▶ [Short problem]: Decide whether each statement below agrees with the passage on Taylor's album rights, answering yes or no and quoting the deciding words of the passage: 1. Taylor's father took part in the acquisition negotiations. 2. Taylor's father had no more than a 4% stake in the sale. 3. Taylor was still with the label when it was sold.

▶ [Given passage]:

## START

It could happen to any of us. Taylor brought her tapes in and got produced. Kids today just sign a blanket release with YouTube and start collecting the ad revenue.

They can pull the videos any time. Years from now, the hosting platforms may exploit the material for their own promotional purposes that nobody has even thought about yet.

It’s worth making room in the contract for resolving issues that aren’t explicitly laid out. What happens when the company gets sold or when the performer wants to buy out?

Good contracts create space to answer those questions. Taylor could have negotiated right of first refusal in the event of a change of corporate ownership.

At the time it would have been purely hypothetical, just a cosmetic scenario. The label would have been happy to build it into the paperwork. Nobody was thinking about a sale then.

That’s the problem. Companies get bought and sold all the time and the assets change hands. It’s part of life. But nobody was thinking about it when Taylor’s father signed over the rights.

She’s no longer a partner

Taylor’s father is her business manager and was also a minority shareholder in the label, with at best a 4% stake in the sale.

He opted out of the acquisition negotiations because it looked like a conflict of interest to hear about talks that could affect his daughter / client.

That’s right. It was a conflict of interest, but if she was in the partner chair instead, it never would have happened.

Again, it’s water under the bridge at this point. Dad has been squeezed out of the new company and there probably wasn’t any way she could’ve made much stink before the sale.

She’d already left the label and those old albums behind. With her gone, she had no leverage and the label’s acquisition value had peaked. 

It was practically inevitable at that point. What shocked her was the person who ended up buying the albums.

## END

▶ [Data]:
## START

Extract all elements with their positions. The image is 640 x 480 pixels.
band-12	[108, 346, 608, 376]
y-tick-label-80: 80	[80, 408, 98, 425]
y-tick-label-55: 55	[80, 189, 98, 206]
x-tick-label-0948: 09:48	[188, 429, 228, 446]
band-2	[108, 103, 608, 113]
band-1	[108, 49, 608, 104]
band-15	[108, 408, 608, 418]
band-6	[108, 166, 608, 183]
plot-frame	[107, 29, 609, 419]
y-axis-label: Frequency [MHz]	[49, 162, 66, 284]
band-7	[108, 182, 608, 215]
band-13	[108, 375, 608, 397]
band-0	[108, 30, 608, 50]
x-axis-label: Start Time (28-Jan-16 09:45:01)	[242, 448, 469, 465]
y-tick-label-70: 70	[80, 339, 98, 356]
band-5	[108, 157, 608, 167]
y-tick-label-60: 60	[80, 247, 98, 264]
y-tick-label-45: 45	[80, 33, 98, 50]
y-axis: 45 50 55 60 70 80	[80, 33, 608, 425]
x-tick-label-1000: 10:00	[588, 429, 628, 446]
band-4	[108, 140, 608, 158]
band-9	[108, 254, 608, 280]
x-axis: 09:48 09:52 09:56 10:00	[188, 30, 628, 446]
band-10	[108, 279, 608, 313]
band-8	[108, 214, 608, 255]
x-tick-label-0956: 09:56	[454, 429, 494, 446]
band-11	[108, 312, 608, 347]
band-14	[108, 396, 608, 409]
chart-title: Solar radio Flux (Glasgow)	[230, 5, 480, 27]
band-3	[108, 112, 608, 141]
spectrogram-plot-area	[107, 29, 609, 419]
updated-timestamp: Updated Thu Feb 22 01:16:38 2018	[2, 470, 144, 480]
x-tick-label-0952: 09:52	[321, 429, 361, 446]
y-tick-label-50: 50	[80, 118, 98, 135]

## END
## START

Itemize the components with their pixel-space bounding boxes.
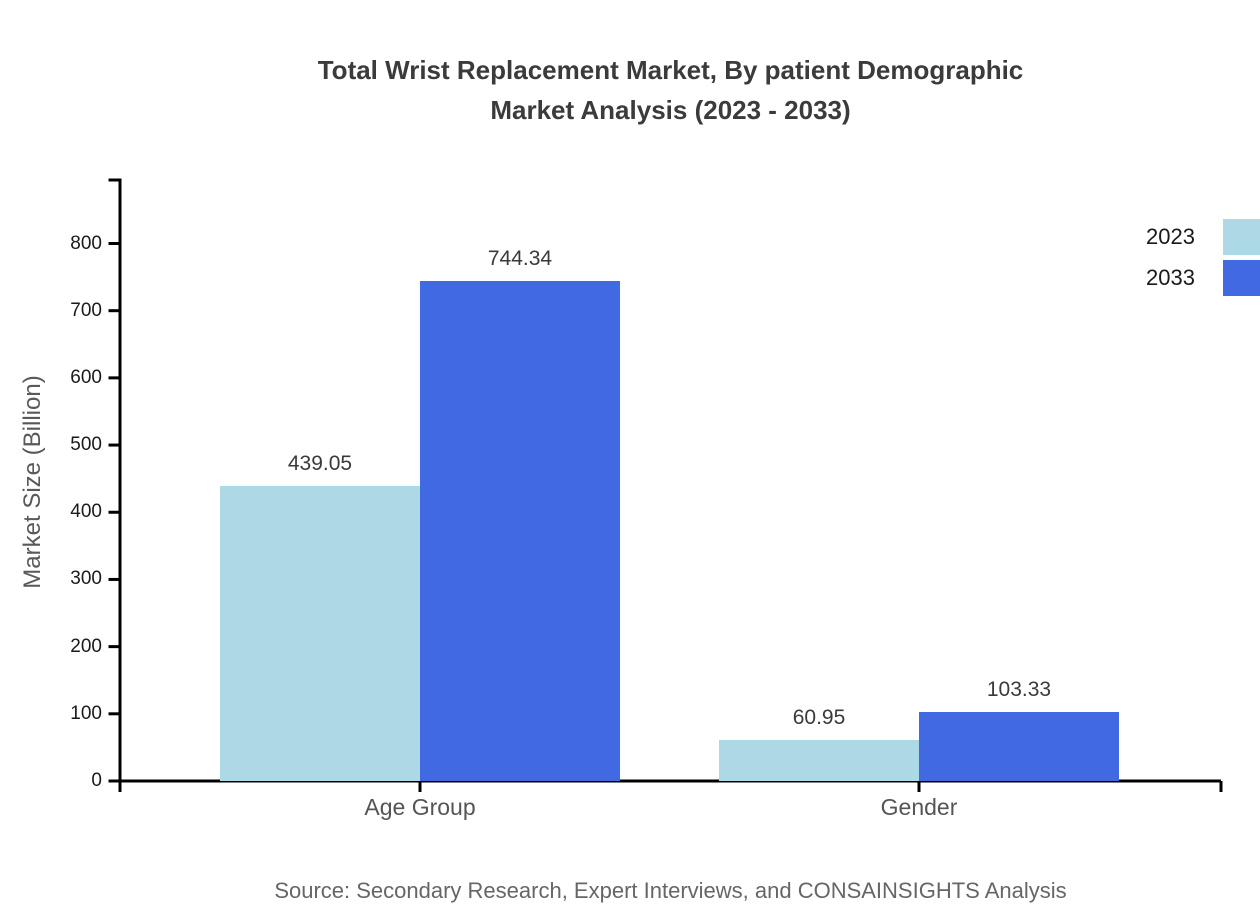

## END

▶ [Solution to this problem]:
1. No: "He opted out of the acquisition negotiations because it looked like a conflict of interest to hear about talks that could affect his daughter / client."
2. Yes: "with at best a 4% stake in the sale."
3. No: "She’d already left the label and those old albums behind."